Stored dataset items:
○ ○ ○ ○

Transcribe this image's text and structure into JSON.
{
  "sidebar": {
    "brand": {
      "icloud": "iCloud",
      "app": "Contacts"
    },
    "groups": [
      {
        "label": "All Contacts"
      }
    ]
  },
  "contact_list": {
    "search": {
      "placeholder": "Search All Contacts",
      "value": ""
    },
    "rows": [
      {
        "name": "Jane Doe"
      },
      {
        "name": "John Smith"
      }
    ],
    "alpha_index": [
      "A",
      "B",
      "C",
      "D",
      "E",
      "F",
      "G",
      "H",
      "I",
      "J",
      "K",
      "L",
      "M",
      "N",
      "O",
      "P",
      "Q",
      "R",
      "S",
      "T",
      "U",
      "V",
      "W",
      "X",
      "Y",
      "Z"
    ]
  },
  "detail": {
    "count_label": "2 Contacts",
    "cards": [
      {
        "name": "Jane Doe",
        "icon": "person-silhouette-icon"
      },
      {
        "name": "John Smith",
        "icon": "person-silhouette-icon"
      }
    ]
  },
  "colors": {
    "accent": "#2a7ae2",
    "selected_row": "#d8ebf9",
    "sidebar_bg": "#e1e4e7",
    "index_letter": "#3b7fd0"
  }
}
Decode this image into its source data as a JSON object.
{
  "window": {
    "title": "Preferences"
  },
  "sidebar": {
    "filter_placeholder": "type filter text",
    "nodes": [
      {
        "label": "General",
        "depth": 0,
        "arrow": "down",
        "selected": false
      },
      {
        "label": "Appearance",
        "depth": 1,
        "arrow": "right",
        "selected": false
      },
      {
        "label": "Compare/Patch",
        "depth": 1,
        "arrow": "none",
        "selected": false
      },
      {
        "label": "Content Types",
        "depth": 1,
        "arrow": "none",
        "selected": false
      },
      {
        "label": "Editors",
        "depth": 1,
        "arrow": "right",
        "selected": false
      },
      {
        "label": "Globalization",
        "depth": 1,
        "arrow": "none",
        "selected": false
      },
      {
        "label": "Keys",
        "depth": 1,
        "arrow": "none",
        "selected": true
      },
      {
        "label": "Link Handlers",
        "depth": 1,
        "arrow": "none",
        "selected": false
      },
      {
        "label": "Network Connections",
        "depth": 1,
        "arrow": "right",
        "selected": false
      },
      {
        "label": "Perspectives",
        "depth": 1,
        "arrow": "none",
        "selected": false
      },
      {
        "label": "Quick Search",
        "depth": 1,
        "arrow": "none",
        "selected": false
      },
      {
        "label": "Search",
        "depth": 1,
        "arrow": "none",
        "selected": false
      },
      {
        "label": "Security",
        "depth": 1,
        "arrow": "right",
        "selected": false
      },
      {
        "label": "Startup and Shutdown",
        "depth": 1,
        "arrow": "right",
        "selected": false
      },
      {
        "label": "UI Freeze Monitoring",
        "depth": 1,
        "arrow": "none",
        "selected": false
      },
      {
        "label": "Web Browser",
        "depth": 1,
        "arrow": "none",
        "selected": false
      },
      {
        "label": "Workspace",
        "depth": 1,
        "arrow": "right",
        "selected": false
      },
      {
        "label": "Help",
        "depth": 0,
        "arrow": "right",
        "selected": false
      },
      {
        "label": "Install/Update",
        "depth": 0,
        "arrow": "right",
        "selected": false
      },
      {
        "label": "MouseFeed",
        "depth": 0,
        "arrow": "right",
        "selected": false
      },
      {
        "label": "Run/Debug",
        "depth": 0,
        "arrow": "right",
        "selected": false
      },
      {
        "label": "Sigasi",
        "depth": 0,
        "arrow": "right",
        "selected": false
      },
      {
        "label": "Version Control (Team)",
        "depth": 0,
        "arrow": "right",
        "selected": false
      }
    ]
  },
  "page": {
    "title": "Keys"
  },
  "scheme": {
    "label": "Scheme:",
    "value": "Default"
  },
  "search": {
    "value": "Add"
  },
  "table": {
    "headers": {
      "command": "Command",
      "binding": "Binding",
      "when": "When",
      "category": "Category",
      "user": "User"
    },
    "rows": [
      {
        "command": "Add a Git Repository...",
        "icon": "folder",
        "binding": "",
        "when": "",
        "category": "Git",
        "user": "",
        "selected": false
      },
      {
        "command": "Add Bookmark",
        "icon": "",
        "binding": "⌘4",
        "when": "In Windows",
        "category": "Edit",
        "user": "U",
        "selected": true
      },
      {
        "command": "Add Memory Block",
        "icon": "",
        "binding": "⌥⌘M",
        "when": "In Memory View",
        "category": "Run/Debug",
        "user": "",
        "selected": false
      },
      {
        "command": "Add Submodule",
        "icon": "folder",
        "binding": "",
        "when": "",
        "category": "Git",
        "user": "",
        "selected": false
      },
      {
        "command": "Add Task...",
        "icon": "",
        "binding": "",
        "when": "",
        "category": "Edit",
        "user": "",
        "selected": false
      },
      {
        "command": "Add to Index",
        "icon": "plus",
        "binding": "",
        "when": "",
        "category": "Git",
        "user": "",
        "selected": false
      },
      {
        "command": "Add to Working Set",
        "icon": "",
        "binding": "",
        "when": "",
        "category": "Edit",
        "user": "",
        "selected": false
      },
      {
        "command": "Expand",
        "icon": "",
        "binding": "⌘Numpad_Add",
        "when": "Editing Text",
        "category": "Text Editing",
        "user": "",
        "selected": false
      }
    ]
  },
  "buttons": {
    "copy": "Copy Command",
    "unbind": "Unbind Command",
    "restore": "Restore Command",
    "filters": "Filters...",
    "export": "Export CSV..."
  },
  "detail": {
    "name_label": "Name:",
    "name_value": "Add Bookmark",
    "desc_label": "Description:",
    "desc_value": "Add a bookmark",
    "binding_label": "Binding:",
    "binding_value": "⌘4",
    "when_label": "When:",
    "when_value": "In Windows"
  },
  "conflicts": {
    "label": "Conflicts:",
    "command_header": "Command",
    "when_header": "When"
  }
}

○ ○ ○ ○

_Problem_
All of the data needs to be printed once more, exactly.

_Exercise solution_
Transcribe this image's text and structure into JSON.
{
  "sidebar": {
    "brand": {
      "icloud": "iCloud",
      "app": "Contacts"
    },
    "groups": [
      {
        "label": "All Contacts"
      }
    ]
  },
  "contact_list": {
    "search": {
      "placeholder": "Search All Contacts",
      "value": ""
    },
    "rows": [
      {
        "name": "Jane Doe"
      },
      {
        "name": "John Smith"
      }
    ],
    "alpha_index": [
      "A",
      "B",
      "C",
      "D",
      "E",
      "F",
      "G",
      "H",
      "I",
      "J",
      "K",
      "L",
      "M",
      "N",
      "O",
      "P",
      "Q",
      "R",
      "S",
      "T",
      "U",
      "V",
      "W",
      "X",
      "Y",
      "Z"
    ]
  },
  "detail": {
    "count_label": "2 Contacts",
    "cards": [
      {
        "name": "Jane Doe",
        "icon": "person-silhouette-icon"
      },
      {
        "name": "John Smith",
        "icon": "person-silhouette-icon"
      }
    ]
  },
  "colors": {
    "accent": "#2a7ae2",
    "selected_row": "#d8ebf9",
    "sidebar_bg": "#e1e4e7",
    "index_letter": "#3b7fd0"
  }
}
Decode this image into its source data as a JSON object.
{
  "window": {
    "title": "Preferences"
  },
  "sidebar": {
    "filter_placeholder": "type filter text",
    "nodes": [
      {
        "label": "General",
        "depth": 0,
        "arrow": "down",
        "selected": false
      },
      {
        "label": "Appearance",
        "depth": 1,
        "arrow": "right",
        "selected": false
      },
      {
        "label": "Compare/Patch",
        "depth": 1,
        "arrow": "none",
        "selected": false
      },
      {
        "label": "Content Types",
        "depth": 1,
        "arrow": "none",
        "selected": false
      },
      {
        "label": "Editors",
        "depth": 1,
        "arrow": "right",
        "selected": false
      },
      {
        "label": "Globalization",
        "depth": 1,
        "arrow": "none",
        "selected": false
      },
      {
        "label": "Keys",
        "depth": 1,
        "arrow": "none",
        "selected": true
      },
      {
        "label": "Link Handlers",
        "depth": 1,
        "arrow": "none",
        "selected": false
      },
      {
        "label": "Network Connections",
        "depth": 1,
        "arrow": "right",
        "selected": false
      },
      {
        "label": "Perspectives",
        "depth": 1,
        "arrow": "none",
        "selected": false
      },
      {
        "label": "Quick Search",
        "depth": 1,
        "arrow": "none",
        "selected": false
      },
      {
        "label": "Search",
        "depth": 1,
        "arrow": "none",
        "selected": false
      },
      {
        "label": "Security",
        "depth": 1,
        "arrow": "right",
        "selected": false
      },
      {
        "label": "Startup and Shutdown",
        "depth": 1,
        "arrow": "right",
        "selected": false
      },
      {
        "label": "UI Freeze Monitoring",
        "depth": 1,
        "arrow": "none",
        "selected": false
      },
      {
        "label": "Web Browser",
        "depth": 1,
        "arrow": "none",
        "selected": false
      },
      {
        "label": "Workspace",
        "depth": 1,
        "arrow": "right",
        "selected": false
      },
      {
        "label": "Help",
        "depth": 0,
        "arrow": "right",
        "selected": false
      },
      {
        "label": "Install/Update",
        "depth": 0,
        "arrow": "right",
        "selected": false
      },
      {
        "label": "MouseFeed",
        "depth": 0,
        "arrow": "right",
        "selected": false
      },
      {
        "label": "Run/Debug",
        "depth": 0,
        "arrow": "right",
        "selected": false
      },
      {
        "label": "Sigasi",
        "depth": 0,
        "arrow": "right",
        "selected": false
      },
      {
        "label": "Version Control (Team)",
        "depth": 0,
        "arrow": "right",
        "selected": false
      }
    ]
  },
  "page": {
    "title": "Keys"
  },
  "scheme": {
    "label": "Scheme:",
    "value": "Default"
  },
  "search": {
    "value": "Add"
  },
  "table": {
    "headers": {
      "command": "Command",
      "binding": "Binding",
      "when": "When",
      "category": "Category",
      "user": "User"
    },
    "rows": [
      {
        "command": "Add a Git Repository...",
        "icon": "folder",
        "binding": "",
        "when": "",
        "category": "Git",
        "user": "",
        "selected": false
      },
      {
        "command": "Add Bookmark",
        "icon": "",
        "binding": "⌘4",
        "when": "In Windows",
        "category": "Edit",
        "user": "U",
        "selected": true
      },
      {
        "command": "Add Memory Block",
        "icon": "",
        "binding": "⌥⌘M",
        "when": "In Memory View",
        "category": "Run/Debug",
        "user": "",
        "selected": false
      },
      {
        "command": "Add Submodule",
        "icon": "folder",
        "binding": "",
        "when": "",
        "category": "Git",
        "user": "",
        "selected": false
      },
      {
        "command": "Add Task...",
        "icon": "",
        "binding": "",
        "when": "",
        "category": "Edit",
        "user": "",
        "selected": false
      },
      {
        "command": "Add to Index",
        "icon": "plus",
        "binding": "",
        "when": "",
        "category": "Git",
        "user": "",
        "selected": false
      },
      {
        "command": "Add to Working Set",
        "icon": "",
        "binding": "",
        "when": "",
        "category": "Edit",
        "user": "",
        "selected": false
      },
      {
        "command": "Expand",
        "icon": "",
        "binding": "⌘Numpad_Add",
        "when": "Editing Text",
        "category": "Text Editing",
        "user": "",
        "selected": false
      }
    ]
  },
  "buttons": {
    "copy": "Copy Command",
    "unbind": "Unbind Command",
    "restore": "Restore Command",
    "filters": "Filters...",
    "export": "Export CSV..."
  },
  "detail": {
    "name_label": "Name:",
    "name_value": "Add Bookmark",
    "desc_label": "Description:",
    "desc_value": "Add a bookmark",
    "binding_label": "Binding:",
    "binding_value": "⌘4",
    "when_label": "When:",
    "when_value": "In Windows"
  },
  "conflicts": {
    "label": "Conflicts:",
    "command_header": "Command",
    "when_header": "When"
  }
}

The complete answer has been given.